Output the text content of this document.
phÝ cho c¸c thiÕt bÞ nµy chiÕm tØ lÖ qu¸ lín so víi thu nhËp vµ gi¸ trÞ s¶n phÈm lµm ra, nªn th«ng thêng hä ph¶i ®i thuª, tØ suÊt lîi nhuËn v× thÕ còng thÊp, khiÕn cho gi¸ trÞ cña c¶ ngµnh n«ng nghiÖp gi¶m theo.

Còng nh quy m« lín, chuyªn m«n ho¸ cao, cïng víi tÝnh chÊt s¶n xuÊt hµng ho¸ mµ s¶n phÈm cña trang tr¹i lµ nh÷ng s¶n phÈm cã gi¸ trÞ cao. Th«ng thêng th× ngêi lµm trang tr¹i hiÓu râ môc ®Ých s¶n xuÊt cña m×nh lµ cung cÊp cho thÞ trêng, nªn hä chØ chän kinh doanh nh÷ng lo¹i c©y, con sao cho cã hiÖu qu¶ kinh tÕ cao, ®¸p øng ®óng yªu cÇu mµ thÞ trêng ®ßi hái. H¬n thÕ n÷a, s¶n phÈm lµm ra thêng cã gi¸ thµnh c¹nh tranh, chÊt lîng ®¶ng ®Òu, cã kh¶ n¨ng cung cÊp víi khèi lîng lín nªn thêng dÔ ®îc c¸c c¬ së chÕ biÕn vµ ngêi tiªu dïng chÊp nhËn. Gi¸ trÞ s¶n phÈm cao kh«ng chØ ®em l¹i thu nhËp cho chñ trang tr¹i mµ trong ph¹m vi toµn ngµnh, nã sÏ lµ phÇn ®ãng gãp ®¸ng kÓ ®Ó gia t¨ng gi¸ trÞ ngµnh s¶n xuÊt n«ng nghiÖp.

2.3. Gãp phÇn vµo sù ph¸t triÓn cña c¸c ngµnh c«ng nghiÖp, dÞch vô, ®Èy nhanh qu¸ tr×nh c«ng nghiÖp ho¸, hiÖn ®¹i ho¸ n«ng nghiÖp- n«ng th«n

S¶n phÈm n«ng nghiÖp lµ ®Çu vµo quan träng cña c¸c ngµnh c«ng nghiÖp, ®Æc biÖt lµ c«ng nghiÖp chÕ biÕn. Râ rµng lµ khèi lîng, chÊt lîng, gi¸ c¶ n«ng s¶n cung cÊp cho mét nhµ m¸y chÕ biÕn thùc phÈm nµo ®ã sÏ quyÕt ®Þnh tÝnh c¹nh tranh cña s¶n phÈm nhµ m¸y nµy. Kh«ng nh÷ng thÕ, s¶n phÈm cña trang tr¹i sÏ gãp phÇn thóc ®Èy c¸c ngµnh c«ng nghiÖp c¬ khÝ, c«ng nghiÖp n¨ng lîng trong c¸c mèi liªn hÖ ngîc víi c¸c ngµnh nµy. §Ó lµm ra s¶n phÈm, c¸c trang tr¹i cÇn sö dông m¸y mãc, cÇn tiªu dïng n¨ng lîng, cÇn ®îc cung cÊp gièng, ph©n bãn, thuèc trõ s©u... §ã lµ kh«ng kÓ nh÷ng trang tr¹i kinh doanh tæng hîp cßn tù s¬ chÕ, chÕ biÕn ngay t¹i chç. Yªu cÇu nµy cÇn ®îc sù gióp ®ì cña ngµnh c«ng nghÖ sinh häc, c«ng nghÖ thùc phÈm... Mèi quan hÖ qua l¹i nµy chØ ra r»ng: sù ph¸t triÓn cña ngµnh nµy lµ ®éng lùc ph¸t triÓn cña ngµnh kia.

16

++++++++

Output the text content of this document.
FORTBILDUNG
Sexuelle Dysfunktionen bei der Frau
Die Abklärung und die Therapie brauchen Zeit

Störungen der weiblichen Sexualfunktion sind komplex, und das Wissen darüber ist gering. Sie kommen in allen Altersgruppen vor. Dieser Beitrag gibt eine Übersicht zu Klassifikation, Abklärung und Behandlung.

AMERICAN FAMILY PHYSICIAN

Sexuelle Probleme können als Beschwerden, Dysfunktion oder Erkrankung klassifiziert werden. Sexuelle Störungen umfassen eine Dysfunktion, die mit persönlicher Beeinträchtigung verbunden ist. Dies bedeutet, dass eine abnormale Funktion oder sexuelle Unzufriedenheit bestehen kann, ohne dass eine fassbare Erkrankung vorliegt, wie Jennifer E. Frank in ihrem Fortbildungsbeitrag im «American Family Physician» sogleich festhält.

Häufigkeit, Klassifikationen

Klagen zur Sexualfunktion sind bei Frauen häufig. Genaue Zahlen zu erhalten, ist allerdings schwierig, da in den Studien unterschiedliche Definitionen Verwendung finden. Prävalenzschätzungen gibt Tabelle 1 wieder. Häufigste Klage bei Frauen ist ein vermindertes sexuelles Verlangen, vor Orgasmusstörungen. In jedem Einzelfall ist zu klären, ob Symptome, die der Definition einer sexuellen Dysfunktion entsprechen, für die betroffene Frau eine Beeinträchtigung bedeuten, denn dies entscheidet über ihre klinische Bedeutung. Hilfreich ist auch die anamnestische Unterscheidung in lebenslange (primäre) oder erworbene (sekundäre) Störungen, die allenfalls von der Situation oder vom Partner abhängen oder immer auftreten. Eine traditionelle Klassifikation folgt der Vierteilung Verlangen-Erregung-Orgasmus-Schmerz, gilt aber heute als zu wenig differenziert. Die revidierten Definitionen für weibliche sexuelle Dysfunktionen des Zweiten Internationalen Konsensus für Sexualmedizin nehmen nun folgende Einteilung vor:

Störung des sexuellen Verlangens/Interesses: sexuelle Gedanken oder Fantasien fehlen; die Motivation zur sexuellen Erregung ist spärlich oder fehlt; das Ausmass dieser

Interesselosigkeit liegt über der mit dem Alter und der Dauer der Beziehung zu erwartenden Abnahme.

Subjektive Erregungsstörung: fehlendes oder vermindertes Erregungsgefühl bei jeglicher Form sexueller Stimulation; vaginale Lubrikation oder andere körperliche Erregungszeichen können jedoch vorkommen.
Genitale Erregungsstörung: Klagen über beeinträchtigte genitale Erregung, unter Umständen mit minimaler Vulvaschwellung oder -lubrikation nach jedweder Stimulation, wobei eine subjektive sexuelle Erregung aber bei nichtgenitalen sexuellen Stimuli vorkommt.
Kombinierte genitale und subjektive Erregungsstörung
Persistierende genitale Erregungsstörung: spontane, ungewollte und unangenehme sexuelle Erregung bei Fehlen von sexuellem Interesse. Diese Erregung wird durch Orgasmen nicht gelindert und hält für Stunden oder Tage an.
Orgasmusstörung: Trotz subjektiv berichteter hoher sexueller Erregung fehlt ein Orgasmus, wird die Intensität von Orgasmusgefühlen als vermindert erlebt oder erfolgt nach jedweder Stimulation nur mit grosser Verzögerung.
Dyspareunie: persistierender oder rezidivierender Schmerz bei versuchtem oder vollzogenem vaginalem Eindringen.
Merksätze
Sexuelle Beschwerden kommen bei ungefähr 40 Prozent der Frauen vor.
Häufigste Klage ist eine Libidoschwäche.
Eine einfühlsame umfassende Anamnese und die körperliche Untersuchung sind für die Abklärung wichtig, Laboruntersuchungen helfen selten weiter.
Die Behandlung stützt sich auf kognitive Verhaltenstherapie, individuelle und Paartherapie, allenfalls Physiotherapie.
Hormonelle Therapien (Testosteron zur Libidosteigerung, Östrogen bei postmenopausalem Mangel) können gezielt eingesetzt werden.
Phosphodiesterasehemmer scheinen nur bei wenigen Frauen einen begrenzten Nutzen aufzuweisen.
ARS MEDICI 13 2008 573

++++++++

- YOUR GOAL
Pick out the lines that include the word "Abklärung" and write them out.

- SOLUTION FOR THIS EXERCISE
Die Abklärung und die Therapie brauchen Zeit
Störungen der weiblichen Sexualfunktion sind komplex, und das Wissen darüber ist gering. Sie kommen in allen Altersgruppen vor. Dieser Beitrag gibt eine Übersicht zu Klassifikation, Abklärung und Behandlung.
Eine einfühlsame umfassende Anamnese und die körperliche Untersuchung sind für die Abklärung wichtig, Laboruntersuchungen helfen selten weiter.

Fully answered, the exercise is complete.